:: Task to complete ::
Find every line in the records that holds the string "name". Copy each one.

Dataset listings of figures
= = = =
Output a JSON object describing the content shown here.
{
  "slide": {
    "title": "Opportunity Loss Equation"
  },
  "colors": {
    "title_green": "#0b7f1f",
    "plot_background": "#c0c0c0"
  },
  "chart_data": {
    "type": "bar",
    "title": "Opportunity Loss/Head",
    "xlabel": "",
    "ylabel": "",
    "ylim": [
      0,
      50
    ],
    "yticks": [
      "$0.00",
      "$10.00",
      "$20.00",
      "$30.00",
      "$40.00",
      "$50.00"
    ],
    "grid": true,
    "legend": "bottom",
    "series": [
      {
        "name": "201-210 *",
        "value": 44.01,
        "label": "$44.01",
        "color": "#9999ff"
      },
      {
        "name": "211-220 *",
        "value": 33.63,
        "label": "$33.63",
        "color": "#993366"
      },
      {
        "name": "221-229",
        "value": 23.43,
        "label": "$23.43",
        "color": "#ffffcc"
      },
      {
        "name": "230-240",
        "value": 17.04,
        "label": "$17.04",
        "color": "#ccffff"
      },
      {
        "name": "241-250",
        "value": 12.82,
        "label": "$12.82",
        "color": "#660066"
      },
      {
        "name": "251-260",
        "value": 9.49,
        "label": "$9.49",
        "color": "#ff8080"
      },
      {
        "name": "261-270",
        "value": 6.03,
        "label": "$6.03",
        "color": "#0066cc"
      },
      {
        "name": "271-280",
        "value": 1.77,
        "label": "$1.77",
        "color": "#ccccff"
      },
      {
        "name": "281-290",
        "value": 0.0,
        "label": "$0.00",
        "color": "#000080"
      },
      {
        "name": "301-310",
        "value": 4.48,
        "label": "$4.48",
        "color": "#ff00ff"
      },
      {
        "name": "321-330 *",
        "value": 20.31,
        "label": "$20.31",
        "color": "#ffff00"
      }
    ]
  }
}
= = = =
:: Final answer ::
        "name": "201-210 *",
        "name": "211-220 *",
        "name": "221-229",
        "name": "230-240",
        "name": "241-250",
        "name": "251-260",
        "name": "261-270",
        "name": "271-280",
        "name": "281-290",
        "name": "301-310",
        "name": "321-330 *",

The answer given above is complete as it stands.